━━━━━ RECORD EXCERPTS

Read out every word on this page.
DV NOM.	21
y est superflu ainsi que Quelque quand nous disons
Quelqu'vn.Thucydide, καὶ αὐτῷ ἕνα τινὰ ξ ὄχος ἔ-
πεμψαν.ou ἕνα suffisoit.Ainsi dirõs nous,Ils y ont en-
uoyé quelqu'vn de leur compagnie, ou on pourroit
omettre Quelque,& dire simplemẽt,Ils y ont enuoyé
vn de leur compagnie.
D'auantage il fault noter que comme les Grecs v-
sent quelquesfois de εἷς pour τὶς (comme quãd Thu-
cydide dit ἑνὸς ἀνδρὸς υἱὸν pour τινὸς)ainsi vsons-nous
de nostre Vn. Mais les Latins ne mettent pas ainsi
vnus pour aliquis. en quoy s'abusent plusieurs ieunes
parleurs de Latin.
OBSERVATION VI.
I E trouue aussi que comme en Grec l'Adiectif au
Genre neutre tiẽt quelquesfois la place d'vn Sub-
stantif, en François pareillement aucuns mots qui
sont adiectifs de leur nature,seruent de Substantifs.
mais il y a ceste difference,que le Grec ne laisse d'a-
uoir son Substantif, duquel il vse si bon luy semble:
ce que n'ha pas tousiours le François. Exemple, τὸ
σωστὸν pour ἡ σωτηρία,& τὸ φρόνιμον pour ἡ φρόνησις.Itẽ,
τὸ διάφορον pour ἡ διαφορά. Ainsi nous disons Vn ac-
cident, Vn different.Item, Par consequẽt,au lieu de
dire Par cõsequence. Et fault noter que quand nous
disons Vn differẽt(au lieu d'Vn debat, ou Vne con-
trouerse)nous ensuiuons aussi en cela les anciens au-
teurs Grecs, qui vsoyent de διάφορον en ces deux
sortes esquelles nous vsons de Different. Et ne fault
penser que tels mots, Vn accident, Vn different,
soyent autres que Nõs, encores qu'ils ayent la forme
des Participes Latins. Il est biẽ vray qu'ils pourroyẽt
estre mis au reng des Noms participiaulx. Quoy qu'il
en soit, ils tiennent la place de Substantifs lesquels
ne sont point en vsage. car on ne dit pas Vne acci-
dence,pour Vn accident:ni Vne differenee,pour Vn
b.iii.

━━━━━━━━━━

**EXERCISE GOAL**
Exactly how many lines contain "nous"? State the number and nothing else.

**RESPONSE TO THE TASK**
7